**Material for this task:**
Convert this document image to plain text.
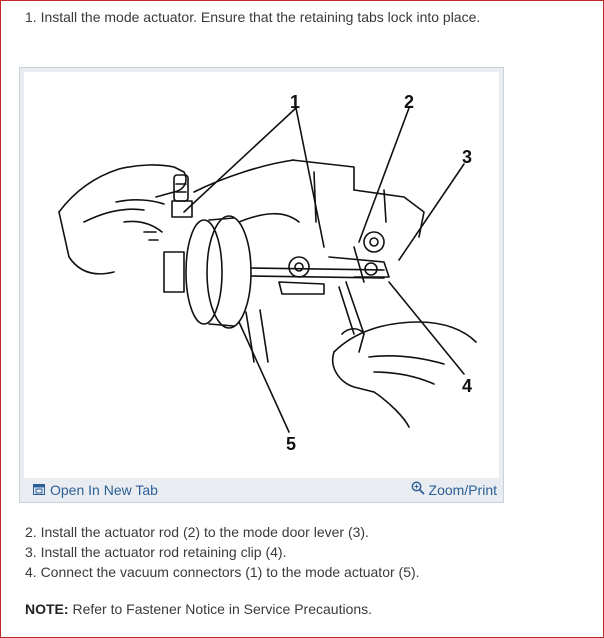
1. Install the mode actuator. Ensure that the retaining tabs lock into place.
1	2
3
4
5
Open In New Tab	Zoom/Print
2. Install the actuator rod (2) to the mode door lever (3).
3. Install the actuator rod retaining clip (4).
4. Connect the vacuum connectors (1) to the mode actuator (5).
NOTE: Refer to Fastener Notice in Service Precautions.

**Challenge:**
Skip the pictures and transcribe the rest of the records exactly.

**Expected output:**
Convert this document image to plain text.
1. Install the mode actuator. Ensure that the retaining tabs lock into place.
1	2
3
4
5
Open In New Tab	Zoom/Print
2. Install the actuator rod (2) to the mode door lever (3).
3. Install the actuator rod retaining clip (4).
4. Connect the vacuum connectors (1) to the mode actuator (5).
NOTE: Refer to Fastener Notice in Service Precautions.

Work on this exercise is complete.